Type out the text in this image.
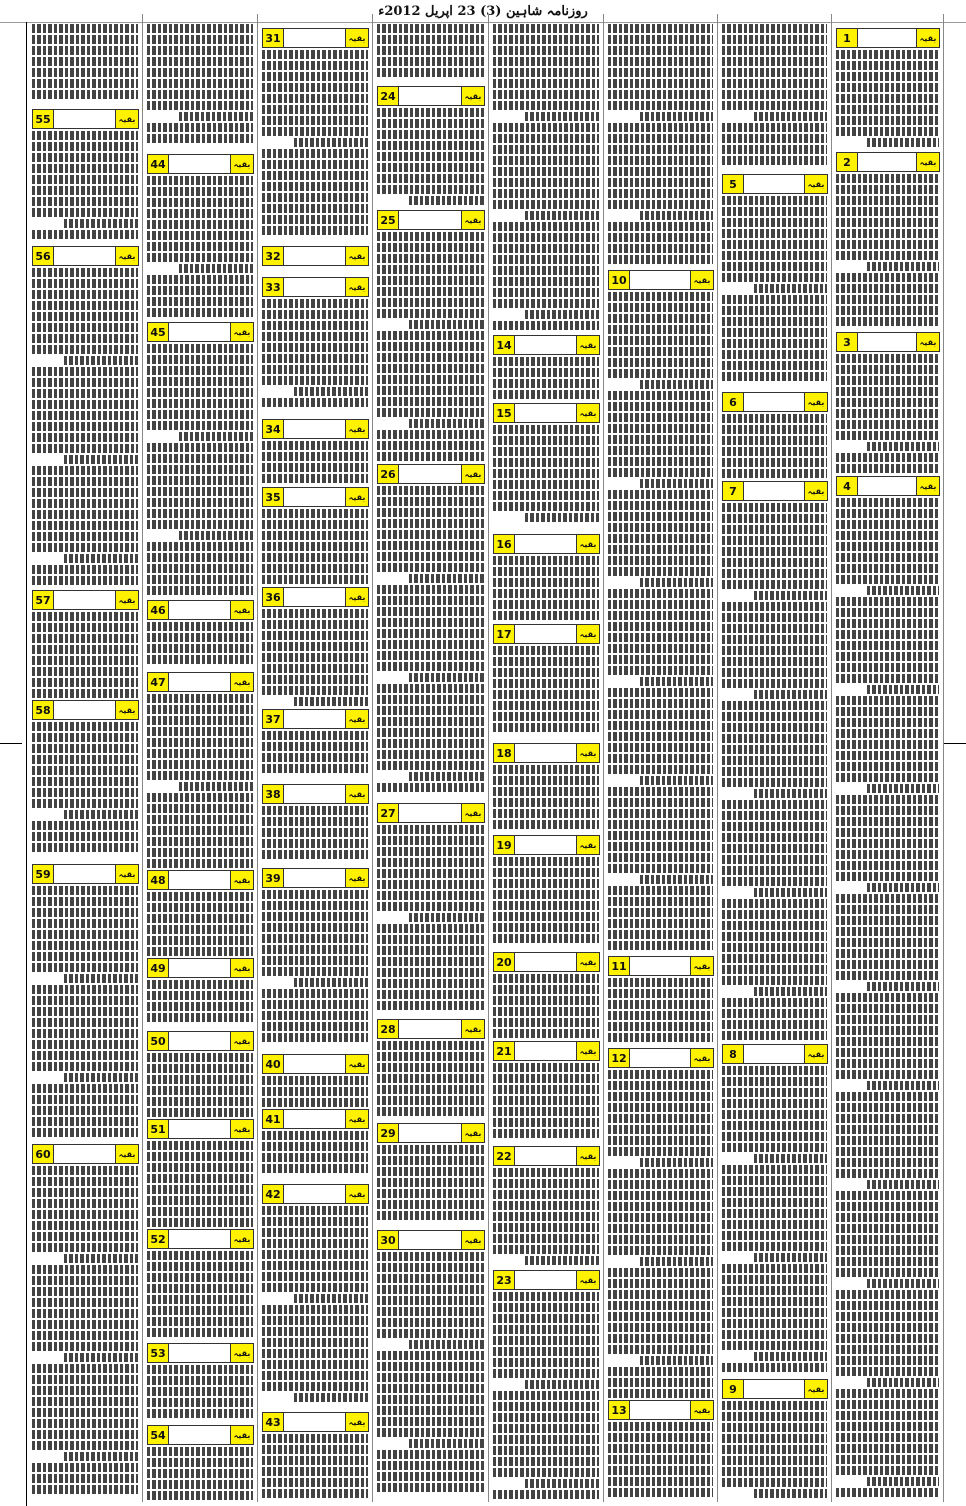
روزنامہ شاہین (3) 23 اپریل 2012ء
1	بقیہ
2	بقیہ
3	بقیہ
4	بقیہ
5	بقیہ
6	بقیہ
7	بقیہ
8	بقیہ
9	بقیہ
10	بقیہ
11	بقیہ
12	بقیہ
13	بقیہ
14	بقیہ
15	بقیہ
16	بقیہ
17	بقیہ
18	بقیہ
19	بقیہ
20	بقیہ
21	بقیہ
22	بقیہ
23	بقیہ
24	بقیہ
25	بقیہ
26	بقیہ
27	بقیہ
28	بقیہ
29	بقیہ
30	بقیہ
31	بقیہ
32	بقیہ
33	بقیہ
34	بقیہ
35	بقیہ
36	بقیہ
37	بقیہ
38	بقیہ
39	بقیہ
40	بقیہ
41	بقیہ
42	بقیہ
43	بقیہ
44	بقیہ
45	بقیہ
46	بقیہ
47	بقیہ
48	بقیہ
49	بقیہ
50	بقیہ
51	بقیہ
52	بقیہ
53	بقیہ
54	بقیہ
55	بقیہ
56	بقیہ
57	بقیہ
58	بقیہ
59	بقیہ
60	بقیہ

+===+

### Exercise directions
Set each line of the records down exactly, leaving every picture out.

### The response
Type out the text in this image.
روزنامہ شاہین (3) 23 اپریل 2012ء
1	بقیہ
2	بقیہ
3	بقیہ
4	بقیہ
5	بقیہ
6	بقیہ
7	بقیہ
8	بقیہ
9	بقیہ
10	بقیہ
11	بقیہ
12	بقیہ
13	بقیہ
14	بقیہ
15	بقیہ
16	بقیہ
17	بقیہ
18	بقیہ
19	بقیہ
20	بقیہ
21	بقیہ
22	بقیہ
23	بقیہ
24	بقیہ
25	بقیہ
26	بقیہ
27	بقیہ
28	بقیہ
29	بقیہ
30	بقیہ
31	بقیہ
32	بقیہ
33	بقیہ
34	بقیہ
35	بقیہ
36	بقیہ
37	بقیہ
38	بقیہ
39	بقیہ
40	بقیہ
41	بقیہ
42	بقیہ
43	بقیہ
44	بقیہ
45	بقیہ
46	بقیہ
47	بقیہ
48	بقیہ
49	بقیہ
50	بقیہ
51	بقیہ
52	بقیہ
53	بقیہ
54	بقیہ
55	بقیہ
56	بقیہ
57	بقیہ
58	بقیہ
59	بقیہ
60	بقیہ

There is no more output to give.